- [Raw records]:
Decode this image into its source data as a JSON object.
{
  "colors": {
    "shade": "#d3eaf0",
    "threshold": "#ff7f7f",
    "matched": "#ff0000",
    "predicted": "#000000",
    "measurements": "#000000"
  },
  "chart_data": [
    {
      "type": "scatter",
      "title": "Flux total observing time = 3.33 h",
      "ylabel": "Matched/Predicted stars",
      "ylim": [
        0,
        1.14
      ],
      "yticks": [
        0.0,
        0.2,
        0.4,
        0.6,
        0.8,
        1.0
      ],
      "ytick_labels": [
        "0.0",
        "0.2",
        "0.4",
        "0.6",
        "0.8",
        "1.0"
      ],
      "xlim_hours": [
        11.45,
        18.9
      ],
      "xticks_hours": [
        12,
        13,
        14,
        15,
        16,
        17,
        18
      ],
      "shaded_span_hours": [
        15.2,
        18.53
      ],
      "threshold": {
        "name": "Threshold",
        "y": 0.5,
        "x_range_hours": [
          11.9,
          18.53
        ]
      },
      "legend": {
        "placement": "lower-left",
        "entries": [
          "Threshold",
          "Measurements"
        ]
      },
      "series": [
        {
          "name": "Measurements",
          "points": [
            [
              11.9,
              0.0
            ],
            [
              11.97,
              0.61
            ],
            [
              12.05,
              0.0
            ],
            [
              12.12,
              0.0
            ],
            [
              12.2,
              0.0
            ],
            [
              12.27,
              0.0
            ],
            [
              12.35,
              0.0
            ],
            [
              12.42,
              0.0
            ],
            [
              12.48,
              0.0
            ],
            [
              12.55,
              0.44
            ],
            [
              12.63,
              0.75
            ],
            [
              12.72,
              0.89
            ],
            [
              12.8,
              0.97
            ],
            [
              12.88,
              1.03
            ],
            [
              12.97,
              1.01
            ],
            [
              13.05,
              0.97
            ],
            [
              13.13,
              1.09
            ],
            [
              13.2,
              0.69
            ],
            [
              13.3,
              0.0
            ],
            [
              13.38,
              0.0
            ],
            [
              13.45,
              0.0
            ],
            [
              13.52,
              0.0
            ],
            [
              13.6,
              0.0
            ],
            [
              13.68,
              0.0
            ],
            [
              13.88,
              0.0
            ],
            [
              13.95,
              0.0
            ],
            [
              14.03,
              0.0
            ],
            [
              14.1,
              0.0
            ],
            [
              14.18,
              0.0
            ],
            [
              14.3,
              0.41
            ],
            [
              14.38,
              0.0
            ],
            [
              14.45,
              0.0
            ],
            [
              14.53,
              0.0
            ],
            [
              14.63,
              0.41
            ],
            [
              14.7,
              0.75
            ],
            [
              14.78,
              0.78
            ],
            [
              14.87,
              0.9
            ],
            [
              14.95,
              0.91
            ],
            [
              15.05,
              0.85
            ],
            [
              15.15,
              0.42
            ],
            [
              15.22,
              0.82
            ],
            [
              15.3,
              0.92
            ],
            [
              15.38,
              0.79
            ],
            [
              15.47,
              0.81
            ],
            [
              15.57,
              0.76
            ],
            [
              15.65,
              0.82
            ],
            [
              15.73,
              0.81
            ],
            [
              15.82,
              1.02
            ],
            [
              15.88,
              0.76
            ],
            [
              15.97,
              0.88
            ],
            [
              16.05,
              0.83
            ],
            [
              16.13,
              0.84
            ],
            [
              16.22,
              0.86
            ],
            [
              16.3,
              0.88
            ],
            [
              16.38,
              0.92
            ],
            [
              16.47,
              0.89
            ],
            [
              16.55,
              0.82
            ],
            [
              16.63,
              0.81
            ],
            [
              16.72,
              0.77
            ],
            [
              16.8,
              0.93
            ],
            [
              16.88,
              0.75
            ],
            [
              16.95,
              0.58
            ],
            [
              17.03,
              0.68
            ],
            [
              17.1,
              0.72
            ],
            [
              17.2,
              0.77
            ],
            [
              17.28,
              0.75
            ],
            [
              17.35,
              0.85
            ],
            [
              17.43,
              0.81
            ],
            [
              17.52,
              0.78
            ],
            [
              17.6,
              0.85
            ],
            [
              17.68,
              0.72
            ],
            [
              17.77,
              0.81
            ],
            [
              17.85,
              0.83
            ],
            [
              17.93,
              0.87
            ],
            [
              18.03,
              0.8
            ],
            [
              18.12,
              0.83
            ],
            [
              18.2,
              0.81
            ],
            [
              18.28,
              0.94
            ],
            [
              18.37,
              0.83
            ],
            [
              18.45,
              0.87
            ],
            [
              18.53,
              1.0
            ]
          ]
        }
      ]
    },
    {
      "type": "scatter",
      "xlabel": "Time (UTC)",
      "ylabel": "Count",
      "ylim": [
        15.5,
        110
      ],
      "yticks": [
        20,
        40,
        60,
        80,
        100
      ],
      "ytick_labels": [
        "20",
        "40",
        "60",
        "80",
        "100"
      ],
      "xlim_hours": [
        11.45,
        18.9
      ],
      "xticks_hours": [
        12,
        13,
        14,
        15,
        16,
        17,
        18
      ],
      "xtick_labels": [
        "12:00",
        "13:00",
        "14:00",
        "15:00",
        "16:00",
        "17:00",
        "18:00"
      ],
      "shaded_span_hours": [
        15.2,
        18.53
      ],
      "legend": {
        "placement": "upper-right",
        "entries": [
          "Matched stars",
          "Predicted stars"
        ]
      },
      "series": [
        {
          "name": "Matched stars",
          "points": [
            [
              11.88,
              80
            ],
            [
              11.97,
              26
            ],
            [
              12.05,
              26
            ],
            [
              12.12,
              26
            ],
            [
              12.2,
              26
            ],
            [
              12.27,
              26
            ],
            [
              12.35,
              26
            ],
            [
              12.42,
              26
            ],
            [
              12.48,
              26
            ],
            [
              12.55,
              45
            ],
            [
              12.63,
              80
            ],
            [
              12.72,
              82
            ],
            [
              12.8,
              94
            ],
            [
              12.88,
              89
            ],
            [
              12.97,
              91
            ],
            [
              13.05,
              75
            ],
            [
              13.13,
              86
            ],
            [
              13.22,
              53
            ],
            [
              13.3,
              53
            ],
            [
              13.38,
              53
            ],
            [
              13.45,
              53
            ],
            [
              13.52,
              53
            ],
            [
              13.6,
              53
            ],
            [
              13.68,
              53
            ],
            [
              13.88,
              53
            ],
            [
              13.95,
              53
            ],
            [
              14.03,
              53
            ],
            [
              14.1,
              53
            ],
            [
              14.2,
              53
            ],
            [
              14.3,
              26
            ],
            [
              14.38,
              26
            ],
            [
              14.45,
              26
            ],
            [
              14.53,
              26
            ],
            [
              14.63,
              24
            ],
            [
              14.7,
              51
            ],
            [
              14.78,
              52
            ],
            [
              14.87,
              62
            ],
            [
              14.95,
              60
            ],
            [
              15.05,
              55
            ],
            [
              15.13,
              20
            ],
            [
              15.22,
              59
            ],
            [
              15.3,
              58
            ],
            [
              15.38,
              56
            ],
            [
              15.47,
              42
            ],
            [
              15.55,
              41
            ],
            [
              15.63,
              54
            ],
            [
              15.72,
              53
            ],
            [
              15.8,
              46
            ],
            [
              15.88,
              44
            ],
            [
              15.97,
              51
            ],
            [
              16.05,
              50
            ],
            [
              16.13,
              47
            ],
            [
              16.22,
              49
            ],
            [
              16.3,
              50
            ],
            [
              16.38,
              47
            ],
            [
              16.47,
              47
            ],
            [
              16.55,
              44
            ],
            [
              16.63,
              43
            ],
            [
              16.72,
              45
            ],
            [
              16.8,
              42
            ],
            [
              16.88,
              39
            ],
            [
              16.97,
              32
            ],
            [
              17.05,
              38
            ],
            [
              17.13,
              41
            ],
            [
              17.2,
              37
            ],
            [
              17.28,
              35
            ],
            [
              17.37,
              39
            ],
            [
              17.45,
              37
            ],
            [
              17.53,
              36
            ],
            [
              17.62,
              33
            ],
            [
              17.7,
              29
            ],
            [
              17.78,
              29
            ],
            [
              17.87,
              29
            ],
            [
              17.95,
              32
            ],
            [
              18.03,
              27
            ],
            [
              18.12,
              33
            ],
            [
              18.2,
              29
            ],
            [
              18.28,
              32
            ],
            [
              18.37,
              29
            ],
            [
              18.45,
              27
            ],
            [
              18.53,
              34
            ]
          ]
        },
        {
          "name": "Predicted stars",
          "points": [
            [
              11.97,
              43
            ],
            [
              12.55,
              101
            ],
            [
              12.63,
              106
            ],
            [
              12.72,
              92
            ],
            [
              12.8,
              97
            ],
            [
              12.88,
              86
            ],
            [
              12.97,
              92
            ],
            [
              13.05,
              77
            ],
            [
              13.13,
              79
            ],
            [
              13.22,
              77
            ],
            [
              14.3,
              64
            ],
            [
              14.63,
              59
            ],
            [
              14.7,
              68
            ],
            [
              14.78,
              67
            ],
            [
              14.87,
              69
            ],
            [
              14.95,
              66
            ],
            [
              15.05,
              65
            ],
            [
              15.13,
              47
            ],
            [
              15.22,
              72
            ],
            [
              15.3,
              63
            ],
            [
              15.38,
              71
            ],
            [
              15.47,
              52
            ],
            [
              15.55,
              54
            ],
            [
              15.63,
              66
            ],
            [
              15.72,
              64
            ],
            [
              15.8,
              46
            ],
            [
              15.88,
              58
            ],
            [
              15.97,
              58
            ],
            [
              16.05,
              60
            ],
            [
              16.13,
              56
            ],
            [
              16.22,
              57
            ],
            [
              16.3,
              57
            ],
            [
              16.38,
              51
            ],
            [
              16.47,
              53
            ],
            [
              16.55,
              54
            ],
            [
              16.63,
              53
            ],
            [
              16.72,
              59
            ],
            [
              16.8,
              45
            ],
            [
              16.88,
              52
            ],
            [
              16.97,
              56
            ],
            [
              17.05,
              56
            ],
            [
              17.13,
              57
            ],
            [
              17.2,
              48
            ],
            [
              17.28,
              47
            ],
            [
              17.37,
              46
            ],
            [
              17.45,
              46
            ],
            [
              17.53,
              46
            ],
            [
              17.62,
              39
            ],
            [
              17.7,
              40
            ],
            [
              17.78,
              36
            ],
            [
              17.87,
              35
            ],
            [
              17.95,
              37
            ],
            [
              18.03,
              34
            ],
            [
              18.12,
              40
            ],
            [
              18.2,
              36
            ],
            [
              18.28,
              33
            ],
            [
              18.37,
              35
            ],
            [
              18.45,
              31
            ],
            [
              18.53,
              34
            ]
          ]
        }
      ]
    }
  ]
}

- [What you need to do]:
Pull every line containing "stars" out of the records.

- [Exercise result]:
      "ylabel": "Matched/Predicted stars",
          "Matched stars",
          "Predicted stars"
          "name": "Matched stars",
          "name": "Predicted stars",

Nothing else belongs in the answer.